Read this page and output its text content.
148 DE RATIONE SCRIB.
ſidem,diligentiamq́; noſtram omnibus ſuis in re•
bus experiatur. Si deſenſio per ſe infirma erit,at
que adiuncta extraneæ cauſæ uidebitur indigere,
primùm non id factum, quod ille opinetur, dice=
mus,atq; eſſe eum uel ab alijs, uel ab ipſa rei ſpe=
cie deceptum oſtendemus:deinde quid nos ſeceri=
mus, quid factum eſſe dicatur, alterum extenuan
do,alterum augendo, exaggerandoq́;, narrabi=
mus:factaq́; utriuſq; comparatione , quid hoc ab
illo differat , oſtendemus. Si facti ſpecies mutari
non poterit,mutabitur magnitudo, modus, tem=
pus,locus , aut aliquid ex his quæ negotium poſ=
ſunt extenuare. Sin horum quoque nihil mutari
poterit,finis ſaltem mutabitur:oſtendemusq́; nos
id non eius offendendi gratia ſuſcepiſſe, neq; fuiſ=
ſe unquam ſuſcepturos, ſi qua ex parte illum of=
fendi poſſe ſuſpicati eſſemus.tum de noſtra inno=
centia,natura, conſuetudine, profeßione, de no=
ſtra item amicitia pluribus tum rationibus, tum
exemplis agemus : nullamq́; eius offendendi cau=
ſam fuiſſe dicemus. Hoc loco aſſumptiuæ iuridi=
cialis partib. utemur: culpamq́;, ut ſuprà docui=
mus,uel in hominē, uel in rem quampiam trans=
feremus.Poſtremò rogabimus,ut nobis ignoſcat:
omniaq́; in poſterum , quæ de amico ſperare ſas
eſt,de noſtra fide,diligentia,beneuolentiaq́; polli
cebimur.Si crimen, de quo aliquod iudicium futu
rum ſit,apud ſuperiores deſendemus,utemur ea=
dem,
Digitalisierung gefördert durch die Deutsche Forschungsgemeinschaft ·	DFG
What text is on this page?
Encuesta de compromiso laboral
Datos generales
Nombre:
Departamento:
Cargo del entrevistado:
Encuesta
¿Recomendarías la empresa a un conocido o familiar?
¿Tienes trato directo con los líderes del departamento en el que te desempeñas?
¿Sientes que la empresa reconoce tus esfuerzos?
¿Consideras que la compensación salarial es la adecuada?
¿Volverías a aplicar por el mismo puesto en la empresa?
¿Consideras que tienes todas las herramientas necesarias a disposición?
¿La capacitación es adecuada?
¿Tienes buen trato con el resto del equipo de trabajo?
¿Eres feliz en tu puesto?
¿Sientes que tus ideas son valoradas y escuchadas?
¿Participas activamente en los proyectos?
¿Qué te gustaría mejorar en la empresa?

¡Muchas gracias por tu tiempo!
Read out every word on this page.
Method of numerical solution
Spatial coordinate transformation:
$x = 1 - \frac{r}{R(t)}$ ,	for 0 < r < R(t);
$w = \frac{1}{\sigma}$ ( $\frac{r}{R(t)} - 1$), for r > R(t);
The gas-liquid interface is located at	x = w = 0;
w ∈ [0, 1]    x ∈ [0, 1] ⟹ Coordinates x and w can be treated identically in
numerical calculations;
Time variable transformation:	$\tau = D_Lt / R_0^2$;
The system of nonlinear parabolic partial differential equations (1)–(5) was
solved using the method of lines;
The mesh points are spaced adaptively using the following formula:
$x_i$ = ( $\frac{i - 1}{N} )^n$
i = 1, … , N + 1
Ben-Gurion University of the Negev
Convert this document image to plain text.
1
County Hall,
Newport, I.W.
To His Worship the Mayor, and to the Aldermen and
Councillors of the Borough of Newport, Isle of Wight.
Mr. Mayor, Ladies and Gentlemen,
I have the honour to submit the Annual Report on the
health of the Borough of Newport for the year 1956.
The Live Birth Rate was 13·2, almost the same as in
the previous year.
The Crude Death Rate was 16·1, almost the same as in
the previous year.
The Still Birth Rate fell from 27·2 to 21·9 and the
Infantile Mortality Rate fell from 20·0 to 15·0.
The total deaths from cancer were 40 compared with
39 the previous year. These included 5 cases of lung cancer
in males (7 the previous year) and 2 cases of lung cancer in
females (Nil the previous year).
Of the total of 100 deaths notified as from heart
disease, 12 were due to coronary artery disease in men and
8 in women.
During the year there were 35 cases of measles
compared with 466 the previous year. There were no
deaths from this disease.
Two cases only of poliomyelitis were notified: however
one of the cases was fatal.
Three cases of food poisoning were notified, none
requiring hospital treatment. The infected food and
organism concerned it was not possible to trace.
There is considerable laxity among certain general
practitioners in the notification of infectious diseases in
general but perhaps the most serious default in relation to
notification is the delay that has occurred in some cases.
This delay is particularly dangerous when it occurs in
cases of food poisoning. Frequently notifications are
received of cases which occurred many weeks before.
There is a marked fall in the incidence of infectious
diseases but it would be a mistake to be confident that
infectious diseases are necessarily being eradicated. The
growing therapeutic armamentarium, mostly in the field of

..........

### Stated task
Copy all of the data exactly.

### Expected answer
Read this page and output its text content.
148 DE RATIONE SCRIB.
ſidem,diligentiamq́; noſtram omnibus ſuis in re•
bus experiatur. Si deſenſio per ſe infirma erit,at
que adiuncta extraneæ cauſæ uidebitur indigere,
primùm non id factum, quod ille opinetur, dice=
mus,atq; eſſe eum uel ab alijs, uel ab ipſa rei ſpe=
cie deceptum oſtendemus:deinde quid nos ſeceri=
mus, quid factum eſſe dicatur, alterum extenuan
do,alterum augendo, exaggerandoq́;, narrabi=
mus:factaq́; utriuſq; comparatione , quid hoc ab
illo differat , oſtendemus. Si facti ſpecies mutari
non poterit,mutabitur magnitudo, modus, tem=
pus,locus , aut aliquid ex his quæ negotium poſ=
ſunt extenuare. Sin horum quoque nihil mutari
poterit,finis ſaltem mutabitur:oſtendemusq́; nos
id non eius offendendi gratia ſuſcepiſſe, neq; fuiſ=
ſe unquam ſuſcepturos, ſi qua ex parte illum of=
fendi poſſe ſuſpicati eſſemus.tum de noſtra inno=
centia,natura, conſuetudine, profeßione, de no=
ſtra item amicitia pluribus tum rationibus, tum
exemplis agemus : nullamq́; eius offendendi cau=
ſam fuiſſe dicemus. Hoc loco aſſumptiuæ iuridi=
cialis partib. utemur: culpamq́;, ut ſuprà docui=
mus,uel in hominē, uel in rem quampiam trans=
feremus.Poſtremò rogabimus,ut nobis ignoſcat:
omniaq́; in poſterum , quæ de amico ſperare ſas
eſt,de noſtra fide,diligentia,beneuolentiaq́; polli
cebimur.Si crimen, de quo aliquod iudicium futu
rum ſit,apud ſuperiores deſendemus,utemur ea=
dem,
Digitalisierung gefördert durch die Deutsche Forschungsgemeinschaft ·	DFG
What text is on this page?
Encuesta de compromiso laboral
Datos generales
Nombre:
Departamento:
Cargo del entrevistado:
Encuesta
¿Recomendarías la empresa a un conocido o familiar?
¿Tienes trato directo con los líderes del departamento en el que te desempeñas?
¿Sientes que la empresa reconoce tus esfuerzos?
¿Consideras que la compensación salarial es la adecuada?
¿Volverías a aplicar por el mismo puesto en la empresa?
¿Consideras que tienes todas las herramientas necesarias a disposición?
¿La capacitación es adecuada?
¿Tienes buen trato con el resto del equipo de trabajo?
¿Eres feliz en tu puesto?
¿Sientes que tus ideas son valoradas y escuchadas?
¿Participas activamente en los proyectos?
¿Qué te gustaría mejorar en la empresa?

¡Muchas gracias por tu tiempo!
Read out every word on this page.
Method of numerical solution
Spatial coordinate transformation:
$x = 1 - \frac{r}{R(t)}$ ,	for 0 < r < R(t);
$w = \frac{1}{\sigma}$ ( $\frac{r}{R(t)} - 1$), for r > R(t);
The gas-liquid interface is located at	x = w = 0;
w ∈ [0, 1]    x ∈ [0, 1] ⟹ Coordinates x and w can be treated identically in
numerical calculations;
Time variable transformation:	$\tau = D_Lt / R_0^2$;
The system of nonlinear parabolic partial differential equations (1)–(5) was
solved using the method of lines;
The mesh points are spaced adaptively using the following formula:
$x_i$ = ( $\frac{i - 1}{N} )^n$
i = 1, … , N + 1
Ben-Gurion University of the Negev
Convert this document image to plain text.
1
County Hall,
Newport, I.W.
To His Worship the Mayor, and to the Aldermen and
Councillors of the Borough of Newport, Isle of Wight.
Mr. Mayor, Ladies and Gentlemen,
I have the honour to submit the Annual Report on the
health of the Borough of Newport for the year 1956.
The Live Birth Rate was 13·2, almost the same as in
the previous year.
The Crude Death Rate was 16·1, almost the same as in
the previous year.
The Still Birth Rate fell from 27·2 to 21·9 and the
Infantile Mortality Rate fell from 20·0 to 15·0.
The total deaths from cancer were 40 compared with
39 the previous year. These included 5 cases of lung cancer
in males (7 the previous year) and 2 cases of lung cancer in
females (Nil the previous year).
Of the total of 100 deaths notified as from heart
disease, 12 were due to coronary artery disease in men and
8 in women.
During the year there were 35 cases of measles
compared with 466 the previous year. There were no
deaths from this disease.
Two cases only of poliomyelitis were notified: however
one of the cases was fatal.
Three cases of food poisoning were notified, none
requiring hospital treatment. The infected food and
organism concerned it was not possible to trace.
There is considerable laxity among certain general
practitioners in the notification of infectious diseases in
general but perhaps the most serious default in relation to
notification is the delay that has occurred in some cases.
This delay is particularly dangerous when it occurs in
cases of food poisoning. Frequently notifications are
received of cases which occurred many weeks before.
There is a marked fall in the incidence of infectious
diseases but it would be a mistake to be confident that
infectious diseases are necessarily being eradicated. The
growing therapeutic armamentarium, mostly in the field of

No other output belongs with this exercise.